- The exercise -
Write out all entries word for word.

══ Recorded information

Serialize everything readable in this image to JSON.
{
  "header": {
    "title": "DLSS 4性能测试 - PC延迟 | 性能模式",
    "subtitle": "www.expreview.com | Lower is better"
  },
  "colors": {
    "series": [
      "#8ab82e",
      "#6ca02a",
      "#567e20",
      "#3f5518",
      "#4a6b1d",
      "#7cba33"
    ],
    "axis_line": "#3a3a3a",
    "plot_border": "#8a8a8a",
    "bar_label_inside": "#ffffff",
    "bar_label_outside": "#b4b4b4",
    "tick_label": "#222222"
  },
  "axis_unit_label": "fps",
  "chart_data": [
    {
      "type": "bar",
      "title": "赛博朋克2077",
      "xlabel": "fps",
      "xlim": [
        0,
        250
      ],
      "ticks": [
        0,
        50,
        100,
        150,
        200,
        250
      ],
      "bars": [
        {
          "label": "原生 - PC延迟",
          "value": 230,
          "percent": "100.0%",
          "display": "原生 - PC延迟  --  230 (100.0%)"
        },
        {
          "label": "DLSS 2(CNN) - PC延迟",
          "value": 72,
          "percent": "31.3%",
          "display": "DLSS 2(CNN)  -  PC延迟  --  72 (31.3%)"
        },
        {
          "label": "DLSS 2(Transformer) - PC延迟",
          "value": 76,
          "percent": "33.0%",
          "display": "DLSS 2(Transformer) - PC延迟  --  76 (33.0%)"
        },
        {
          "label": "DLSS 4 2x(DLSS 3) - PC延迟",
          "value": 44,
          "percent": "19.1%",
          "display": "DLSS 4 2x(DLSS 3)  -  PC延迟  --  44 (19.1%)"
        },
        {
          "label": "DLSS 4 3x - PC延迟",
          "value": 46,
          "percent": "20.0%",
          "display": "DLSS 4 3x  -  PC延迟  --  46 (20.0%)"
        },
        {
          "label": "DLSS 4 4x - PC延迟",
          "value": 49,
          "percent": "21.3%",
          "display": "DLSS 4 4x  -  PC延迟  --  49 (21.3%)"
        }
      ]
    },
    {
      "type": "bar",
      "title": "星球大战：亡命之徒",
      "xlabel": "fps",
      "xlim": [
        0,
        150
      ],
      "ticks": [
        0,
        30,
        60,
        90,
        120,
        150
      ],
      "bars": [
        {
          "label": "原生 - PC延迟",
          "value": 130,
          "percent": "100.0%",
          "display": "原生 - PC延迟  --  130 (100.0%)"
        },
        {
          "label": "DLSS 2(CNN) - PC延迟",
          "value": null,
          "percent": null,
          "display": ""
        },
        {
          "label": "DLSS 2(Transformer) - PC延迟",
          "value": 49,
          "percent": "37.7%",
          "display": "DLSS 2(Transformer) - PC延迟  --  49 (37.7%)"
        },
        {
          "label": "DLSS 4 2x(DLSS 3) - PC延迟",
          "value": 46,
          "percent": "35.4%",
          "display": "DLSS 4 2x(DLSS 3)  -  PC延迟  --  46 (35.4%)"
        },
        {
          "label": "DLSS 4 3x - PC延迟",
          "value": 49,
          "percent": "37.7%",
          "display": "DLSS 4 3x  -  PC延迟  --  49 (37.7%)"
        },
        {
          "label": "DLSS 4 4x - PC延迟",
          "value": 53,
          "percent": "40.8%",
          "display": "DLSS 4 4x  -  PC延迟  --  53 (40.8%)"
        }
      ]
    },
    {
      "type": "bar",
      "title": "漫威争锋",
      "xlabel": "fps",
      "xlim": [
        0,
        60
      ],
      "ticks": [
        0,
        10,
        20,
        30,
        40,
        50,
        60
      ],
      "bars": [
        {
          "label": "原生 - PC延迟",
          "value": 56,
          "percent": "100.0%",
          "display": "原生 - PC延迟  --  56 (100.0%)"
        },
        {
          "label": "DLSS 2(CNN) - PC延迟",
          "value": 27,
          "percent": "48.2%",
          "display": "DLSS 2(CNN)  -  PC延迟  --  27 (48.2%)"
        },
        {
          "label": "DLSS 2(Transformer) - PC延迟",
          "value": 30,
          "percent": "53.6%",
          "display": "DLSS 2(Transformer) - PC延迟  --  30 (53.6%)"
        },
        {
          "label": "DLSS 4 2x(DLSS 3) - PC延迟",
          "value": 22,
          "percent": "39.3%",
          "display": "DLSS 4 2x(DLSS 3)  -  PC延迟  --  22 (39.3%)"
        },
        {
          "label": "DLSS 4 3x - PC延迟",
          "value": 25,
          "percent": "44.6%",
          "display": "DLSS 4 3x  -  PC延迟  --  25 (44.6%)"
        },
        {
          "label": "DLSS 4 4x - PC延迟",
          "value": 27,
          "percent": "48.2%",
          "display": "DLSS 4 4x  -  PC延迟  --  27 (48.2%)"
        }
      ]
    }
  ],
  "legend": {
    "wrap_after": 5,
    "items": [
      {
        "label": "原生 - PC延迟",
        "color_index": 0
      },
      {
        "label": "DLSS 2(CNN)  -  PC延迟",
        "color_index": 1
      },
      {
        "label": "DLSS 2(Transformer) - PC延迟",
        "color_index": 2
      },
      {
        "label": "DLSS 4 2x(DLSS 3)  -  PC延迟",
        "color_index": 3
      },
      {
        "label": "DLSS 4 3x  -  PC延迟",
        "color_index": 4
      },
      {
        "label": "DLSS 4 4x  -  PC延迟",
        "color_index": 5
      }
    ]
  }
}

════

- Task output -
Serialize everything readable in this image to JSON.
{
  "header": {
    "title": "DLSS 4性能测试 - PC延迟 | 性能模式",
    "subtitle": "www.expreview.com | Lower is better"
  },
  "colors": {
    "series": [
      "#8ab82e",
      "#6ca02a",
      "#567e20",
      "#3f5518",
      "#4a6b1d",
      "#7cba33"
    ],
    "axis_line": "#3a3a3a",
    "plot_border": "#8a8a8a",
    "bar_label_inside": "#ffffff",
    "bar_label_outside": "#b4b4b4",
    "tick_label": "#222222"
  },
  "axis_unit_label": "fps",
  "chart_data": [
    {
      "type": "bar",
      "title": "赛博朋克2077",
      "xlabel": "fps",
      "xlim": [
        0,
        250
      ],
      "ticks": [
        0,
        50,
        100,
        150,
        200,
        250
      ],
      "bars": [
        {
          "label": "原生 - PC延迟",
          "value": 230,
          "percent": "100.0%",
          "display": "原生 - PC延迟  --  230 (100.0%)"
        },
        {
          "label": "DLSS 2(CNN) - PC延迟",
          "value": 72,
          "percent": "31.3%",
          "display": "DLSS 2(CNN)  -  PC延迟  --  72 (31.3%)"
        },
        {
          "label": "DLSS 2(Transformer) - PC延迟",
          "value": 76,
          "percent": "33.0%",
          "display": "DLSS 2(Transformer) - PC延迟  --  76 (33.0%)"
        },
        {
          "label": "DLSS 4 2x(DLSS 3) - PC延迟",
          "value": 44,
          "percent": "19.1%",
          "display": "DLSS 4 2x(DLSS 3)  -  PC延迟  --  44 (19.1%)"
        },
        {
          "label": "DLSS 4 3x - PC延迟",
          "value": 46,
          "percent": "20.0%",
          "display": "DLSS 4 3x  -  PC延迟  --  46 (20.0%)"
        },
        {
          "label": "DLSS 4 4x - PC延迟",
          "value": 49,
          "percent": "21.3%",
          "display": "DLSS 4 4x  -  PC延迟  --  49 (21.3%)"
        }
      ]
    },
    {
      "type": "bar",
      "title": "星球大战：亡命之徒",
      "xlabel": "fps",
      "xlim": [
        0,
        150
      ],
      "ticks": [
        0,
        30,
        60,
        90,
        120,
        150
      ],
      "bars": [
        {
          "label": "原生 - PC延迟",
          "value": 130,
          "percent": "100.0%",
          "display": "原生 - PC延迟  --  130 (100.0%)"
        },
        {
          "label": "DLSS 2(CNN) - PC延迟",
          "value": null,
          "percent": null,
          "display": ""
        },
        {
          "label": "DLSS 2(Transformer) - PC延迟",
          "value": 49,
          "percent": "37.7%",
          "display": "DLSS 2(Transformer) - PC延迟  --  49 (37.7%)"
        },
        {
          "label": "DLSS 4 2x(DLSS 3) - PC延迟",
          "value": 46,
          "percent": "35.4%",
          "display": "DLSS 4 2x(DLSS 3)  -  PC延迟  --  46 (35.4%)"
        },
        {
          "label": "DLSS 4 3x - PC延迟",
          "value": 49,
          "percent": "37.7%",
          "display": "DLSS 4 3x  -  PC延迟  --  49 (37.7%)"
        },
        {
          "label": "DLSS 4 4x - PC延迟",
          "value": 53,
          "percent": "40.8%",
          "display": "DLSS 4 4x  -  PC延迟  --  53 (40.8%)"
        }
      ]
    },
    {
      "type": "bar",
      "title": "漫威争锋",
      "xlabel": "fps",
      "xlim": [
        0,
        60
      ],
      "ticks": [
        0,
        10,
        20,
        30,
        40,
        50,
        60
      ],
      "bars": [
        {
          "label": "原生 - PC延迟",
          "value": 56,
          "percent": "100.0%",
          "display": "原生 - PC延迟  --  56 (100.0%)"
        },
        {
          "label": "DLSS 2(CNN) - PC延迟",
          "value": 27,
          "percent": "48.2%",
          "display": "DLSS 2(CNN)  -  PC延迟  --  27 (48.2%)"
        },
        {
          "label": "DLSS 2(Transformer) - PC延迟",
          "value": 30,
          "percent": "53.6%",
          "display": "DLSS 2(Transformer) - PC延迟  --  30 (53.6%)"
        },
        {
          "label": "DLSS 4 2x(DLSS 3) - PC延迟",
          "value": 22,
          "percent": "39.3%",
          "display": "DLSS 4 2x(DLSS 3)  -  PC延迟  --  22 (39.3%)"
        },
        {
          "label": "DLSS 4 3x - PC延迟",
          "value": 25,
          "percent": "44.6%",
          "display": "DLSS 4 3x  -  PC延迟  --  25 (44.6%)"
        },
        {
          "label": "DLSS 4 4x - PC延迟",
          "value": 27,
          "percent": "48.2%",
          "display": "DLSS 4 4x  -  PC延迟  --  27 (48.2%)"
        }
      ]
    }
  ],
  "legend": {
    "wrap_after": 5,
    "items": [
      {
        "label": "原生 - PC延迟",
        "color_index": 0
      },
      {
        "label": "DLSS 2(CNN)  -  PC延迟",
        "color_index": 1
      },
      {
        "label": "DLSS 2(Transformer) - PC延迟",
        "color_index": 2
      },
      {
        "label": "DLSS 4 2x(DLSS 3)  -  PC延迟",
        "color_index": 3
      },
      {
        "label": "DLSS 4 3x  -  PC延迟",
        "color_index": 4
      },
      {
        "label": "DLSS 4 4x  -  PC延迟",
        "color_index": 5
      }
    ]
  }
}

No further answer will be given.